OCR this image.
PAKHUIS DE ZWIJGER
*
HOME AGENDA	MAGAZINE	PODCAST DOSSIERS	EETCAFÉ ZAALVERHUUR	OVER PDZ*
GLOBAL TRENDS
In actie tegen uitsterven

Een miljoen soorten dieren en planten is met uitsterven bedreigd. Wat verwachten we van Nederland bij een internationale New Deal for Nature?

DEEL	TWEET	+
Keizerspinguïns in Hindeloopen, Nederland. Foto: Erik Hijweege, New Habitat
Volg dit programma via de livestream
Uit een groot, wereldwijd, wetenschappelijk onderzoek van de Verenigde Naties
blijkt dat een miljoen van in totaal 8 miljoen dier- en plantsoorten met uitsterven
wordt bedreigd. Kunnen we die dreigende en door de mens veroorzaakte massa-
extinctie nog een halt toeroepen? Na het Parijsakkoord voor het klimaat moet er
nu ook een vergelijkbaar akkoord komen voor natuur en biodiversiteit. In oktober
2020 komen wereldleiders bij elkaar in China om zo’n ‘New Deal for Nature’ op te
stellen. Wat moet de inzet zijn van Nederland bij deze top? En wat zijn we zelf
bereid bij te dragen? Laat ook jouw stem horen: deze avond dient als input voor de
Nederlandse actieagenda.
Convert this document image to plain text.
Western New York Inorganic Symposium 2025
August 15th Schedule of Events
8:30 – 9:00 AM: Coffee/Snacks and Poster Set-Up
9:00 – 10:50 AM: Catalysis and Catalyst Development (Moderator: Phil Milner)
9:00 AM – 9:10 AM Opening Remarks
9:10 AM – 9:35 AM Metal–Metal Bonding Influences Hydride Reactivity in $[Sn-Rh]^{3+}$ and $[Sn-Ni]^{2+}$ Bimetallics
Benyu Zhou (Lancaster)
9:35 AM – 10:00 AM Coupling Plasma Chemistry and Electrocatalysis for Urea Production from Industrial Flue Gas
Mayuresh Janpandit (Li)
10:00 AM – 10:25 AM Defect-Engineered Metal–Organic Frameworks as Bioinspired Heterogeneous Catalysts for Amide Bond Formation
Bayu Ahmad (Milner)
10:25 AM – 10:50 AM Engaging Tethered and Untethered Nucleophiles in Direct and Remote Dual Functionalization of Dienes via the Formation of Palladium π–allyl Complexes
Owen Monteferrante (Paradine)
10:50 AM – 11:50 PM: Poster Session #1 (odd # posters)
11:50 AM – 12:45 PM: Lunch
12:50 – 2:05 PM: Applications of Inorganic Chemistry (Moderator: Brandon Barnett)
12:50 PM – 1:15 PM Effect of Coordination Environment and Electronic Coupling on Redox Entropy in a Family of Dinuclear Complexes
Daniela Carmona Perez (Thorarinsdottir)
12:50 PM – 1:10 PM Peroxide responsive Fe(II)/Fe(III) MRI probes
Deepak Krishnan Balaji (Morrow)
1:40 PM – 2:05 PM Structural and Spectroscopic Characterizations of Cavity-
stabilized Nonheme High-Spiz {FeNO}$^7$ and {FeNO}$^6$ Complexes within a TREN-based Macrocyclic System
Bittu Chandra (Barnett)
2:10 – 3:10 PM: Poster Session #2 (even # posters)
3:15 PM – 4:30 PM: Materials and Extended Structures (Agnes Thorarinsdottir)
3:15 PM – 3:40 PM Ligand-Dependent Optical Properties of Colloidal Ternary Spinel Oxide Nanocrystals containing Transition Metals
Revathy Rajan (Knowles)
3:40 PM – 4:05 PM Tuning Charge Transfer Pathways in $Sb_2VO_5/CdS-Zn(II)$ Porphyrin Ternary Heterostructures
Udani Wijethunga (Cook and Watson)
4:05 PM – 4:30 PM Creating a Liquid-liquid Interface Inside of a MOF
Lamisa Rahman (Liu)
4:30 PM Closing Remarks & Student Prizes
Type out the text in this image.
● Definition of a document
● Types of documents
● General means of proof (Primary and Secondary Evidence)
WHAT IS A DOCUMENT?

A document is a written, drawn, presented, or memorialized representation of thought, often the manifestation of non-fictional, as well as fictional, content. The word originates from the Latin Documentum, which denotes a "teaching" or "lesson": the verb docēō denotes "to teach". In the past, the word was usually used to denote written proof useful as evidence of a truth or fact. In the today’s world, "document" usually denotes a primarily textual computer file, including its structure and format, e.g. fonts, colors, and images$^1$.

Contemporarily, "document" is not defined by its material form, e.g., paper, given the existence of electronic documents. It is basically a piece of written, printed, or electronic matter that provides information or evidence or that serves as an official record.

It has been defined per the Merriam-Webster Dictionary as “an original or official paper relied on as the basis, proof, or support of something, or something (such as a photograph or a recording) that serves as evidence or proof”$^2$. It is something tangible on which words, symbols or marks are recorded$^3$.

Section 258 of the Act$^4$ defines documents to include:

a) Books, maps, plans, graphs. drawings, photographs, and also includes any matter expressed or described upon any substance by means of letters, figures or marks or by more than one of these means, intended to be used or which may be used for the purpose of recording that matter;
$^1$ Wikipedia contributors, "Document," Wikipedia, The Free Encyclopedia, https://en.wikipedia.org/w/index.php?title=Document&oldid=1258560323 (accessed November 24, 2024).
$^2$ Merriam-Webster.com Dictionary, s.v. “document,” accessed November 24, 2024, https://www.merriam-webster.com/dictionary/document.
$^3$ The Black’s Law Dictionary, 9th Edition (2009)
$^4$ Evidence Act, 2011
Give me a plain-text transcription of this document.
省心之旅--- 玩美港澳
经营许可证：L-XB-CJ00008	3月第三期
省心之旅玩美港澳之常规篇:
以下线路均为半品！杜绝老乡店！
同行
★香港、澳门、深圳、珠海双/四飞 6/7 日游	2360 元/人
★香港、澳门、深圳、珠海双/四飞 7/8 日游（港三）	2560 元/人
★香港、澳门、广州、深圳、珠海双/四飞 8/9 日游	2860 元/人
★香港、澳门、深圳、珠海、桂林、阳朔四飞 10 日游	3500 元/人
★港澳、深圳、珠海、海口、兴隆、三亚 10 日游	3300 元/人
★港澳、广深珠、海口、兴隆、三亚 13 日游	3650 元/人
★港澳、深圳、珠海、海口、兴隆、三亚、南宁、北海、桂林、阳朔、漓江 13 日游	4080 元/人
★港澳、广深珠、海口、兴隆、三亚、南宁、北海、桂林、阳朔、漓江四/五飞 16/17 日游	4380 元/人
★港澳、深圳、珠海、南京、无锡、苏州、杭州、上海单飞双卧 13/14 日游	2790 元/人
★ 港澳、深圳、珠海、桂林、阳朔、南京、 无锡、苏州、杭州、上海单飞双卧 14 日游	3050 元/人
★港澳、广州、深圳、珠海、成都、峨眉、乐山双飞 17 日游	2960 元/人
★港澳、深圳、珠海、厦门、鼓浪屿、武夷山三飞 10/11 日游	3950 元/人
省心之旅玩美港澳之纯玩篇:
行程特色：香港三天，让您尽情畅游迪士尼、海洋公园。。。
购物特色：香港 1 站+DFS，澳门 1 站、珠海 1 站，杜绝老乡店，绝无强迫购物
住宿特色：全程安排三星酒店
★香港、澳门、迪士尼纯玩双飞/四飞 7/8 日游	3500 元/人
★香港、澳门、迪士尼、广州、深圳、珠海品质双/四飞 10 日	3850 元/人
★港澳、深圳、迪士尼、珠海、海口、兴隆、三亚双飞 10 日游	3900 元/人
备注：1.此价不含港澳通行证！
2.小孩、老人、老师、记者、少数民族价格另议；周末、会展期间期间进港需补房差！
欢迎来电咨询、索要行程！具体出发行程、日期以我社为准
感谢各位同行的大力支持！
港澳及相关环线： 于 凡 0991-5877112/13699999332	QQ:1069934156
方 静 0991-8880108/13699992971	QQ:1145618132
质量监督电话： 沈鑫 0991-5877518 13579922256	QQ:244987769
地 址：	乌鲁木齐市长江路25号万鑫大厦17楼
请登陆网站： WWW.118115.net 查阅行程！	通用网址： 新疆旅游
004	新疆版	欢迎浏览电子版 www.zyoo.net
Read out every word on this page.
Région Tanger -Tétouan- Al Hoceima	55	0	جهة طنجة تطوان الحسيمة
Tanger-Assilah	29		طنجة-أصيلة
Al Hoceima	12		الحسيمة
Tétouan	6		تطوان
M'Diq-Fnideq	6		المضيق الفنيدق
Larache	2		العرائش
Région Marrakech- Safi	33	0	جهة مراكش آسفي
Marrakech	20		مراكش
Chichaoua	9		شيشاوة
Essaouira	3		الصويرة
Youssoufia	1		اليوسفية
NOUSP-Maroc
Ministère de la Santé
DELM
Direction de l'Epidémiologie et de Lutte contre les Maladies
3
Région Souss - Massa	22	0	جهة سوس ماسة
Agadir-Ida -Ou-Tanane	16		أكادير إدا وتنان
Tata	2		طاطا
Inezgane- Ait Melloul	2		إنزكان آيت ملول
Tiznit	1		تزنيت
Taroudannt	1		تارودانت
○ ○ ○ ○ ○ ○ ○
■ WHAT THE EXERCISE ASKS
Gather up, from the records above, each line where the word "deze" appears.

■ WRITTEN ANSWER
stellen. Wat moet de inzet zijn van Nederland bij deze top? En wat zijn we zelf
bereid bij te dragen? Laat ook jouw stem horen: deze avond dient als input voor de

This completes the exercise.